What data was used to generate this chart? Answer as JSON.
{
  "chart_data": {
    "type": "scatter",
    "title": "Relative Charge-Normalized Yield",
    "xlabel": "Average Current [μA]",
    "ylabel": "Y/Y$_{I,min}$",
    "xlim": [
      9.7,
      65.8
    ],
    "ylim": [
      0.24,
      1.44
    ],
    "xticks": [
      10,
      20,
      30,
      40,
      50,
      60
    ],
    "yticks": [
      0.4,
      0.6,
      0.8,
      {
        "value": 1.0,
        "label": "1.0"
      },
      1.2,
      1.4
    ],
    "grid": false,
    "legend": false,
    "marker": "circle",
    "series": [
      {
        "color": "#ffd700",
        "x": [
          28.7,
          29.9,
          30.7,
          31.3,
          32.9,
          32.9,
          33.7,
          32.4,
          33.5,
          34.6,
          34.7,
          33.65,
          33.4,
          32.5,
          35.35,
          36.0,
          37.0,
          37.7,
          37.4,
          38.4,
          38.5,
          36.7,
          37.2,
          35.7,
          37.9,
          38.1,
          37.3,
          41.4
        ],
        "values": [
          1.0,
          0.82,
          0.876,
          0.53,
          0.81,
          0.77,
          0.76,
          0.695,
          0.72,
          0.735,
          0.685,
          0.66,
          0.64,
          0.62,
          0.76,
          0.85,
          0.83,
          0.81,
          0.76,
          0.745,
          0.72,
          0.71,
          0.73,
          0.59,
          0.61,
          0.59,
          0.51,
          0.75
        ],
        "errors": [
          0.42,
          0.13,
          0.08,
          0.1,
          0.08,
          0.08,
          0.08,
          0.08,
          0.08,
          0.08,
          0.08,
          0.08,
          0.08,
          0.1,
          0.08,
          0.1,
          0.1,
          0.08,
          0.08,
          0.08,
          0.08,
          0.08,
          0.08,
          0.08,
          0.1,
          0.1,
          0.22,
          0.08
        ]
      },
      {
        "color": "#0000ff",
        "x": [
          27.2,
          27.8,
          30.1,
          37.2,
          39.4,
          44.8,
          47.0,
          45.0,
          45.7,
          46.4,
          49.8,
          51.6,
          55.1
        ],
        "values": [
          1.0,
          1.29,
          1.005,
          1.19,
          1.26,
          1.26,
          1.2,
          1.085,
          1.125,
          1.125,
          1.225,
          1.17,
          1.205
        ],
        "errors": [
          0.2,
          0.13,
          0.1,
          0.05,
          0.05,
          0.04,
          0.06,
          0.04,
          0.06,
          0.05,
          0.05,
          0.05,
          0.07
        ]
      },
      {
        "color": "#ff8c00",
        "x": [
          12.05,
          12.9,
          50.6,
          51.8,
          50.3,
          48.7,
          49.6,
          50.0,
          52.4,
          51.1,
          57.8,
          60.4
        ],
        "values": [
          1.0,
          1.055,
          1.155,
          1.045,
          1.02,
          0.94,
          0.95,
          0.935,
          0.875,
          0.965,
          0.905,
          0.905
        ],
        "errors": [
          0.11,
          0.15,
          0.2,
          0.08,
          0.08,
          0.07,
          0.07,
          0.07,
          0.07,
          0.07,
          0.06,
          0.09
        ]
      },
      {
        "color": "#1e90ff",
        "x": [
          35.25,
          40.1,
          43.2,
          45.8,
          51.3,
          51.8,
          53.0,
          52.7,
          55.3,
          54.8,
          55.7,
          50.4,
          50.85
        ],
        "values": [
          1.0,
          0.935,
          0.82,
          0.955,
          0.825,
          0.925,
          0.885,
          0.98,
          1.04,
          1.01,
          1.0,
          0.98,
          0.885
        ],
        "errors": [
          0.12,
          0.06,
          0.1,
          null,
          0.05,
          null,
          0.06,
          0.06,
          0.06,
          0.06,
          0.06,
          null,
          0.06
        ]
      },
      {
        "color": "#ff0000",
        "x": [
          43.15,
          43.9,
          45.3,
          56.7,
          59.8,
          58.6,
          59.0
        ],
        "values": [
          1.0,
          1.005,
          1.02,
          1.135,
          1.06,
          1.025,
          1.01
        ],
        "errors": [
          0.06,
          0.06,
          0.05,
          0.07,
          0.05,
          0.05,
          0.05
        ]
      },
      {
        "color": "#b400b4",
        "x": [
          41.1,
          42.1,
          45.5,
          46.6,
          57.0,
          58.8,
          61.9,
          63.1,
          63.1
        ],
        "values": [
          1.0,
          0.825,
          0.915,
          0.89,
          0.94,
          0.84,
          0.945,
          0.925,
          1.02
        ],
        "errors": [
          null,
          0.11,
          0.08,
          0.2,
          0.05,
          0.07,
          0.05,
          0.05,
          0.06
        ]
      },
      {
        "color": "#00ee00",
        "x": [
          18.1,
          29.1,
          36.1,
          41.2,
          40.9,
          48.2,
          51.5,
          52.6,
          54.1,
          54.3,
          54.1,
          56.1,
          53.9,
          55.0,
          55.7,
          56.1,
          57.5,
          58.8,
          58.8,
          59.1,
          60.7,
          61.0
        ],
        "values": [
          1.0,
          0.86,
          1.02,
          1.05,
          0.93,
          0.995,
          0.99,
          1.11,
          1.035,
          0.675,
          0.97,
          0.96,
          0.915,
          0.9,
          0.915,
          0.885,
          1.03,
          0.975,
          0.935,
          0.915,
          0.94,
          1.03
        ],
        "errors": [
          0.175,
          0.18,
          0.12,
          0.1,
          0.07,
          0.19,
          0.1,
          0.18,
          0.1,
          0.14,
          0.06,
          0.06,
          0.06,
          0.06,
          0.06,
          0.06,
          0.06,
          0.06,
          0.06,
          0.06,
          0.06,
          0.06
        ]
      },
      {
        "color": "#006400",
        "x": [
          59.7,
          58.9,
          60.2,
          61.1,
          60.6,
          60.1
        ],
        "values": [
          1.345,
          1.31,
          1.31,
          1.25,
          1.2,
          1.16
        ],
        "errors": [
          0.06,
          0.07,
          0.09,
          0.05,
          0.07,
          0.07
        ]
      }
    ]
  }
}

━━━━━━━━━━━━━━━━

[EXERCISE BRIEF] Show the lines from the data above that contain the string "color".

[WORKED SOLUTION]
        "color": "#ffd700",
        "color": "#0000ff",
        "color": "#ff8c00",
        "color": "#1e90ff",
        "color": "#ff0000",
        "color": "#b400b4",
        "color": "#00ee00",
        "color": "#006400",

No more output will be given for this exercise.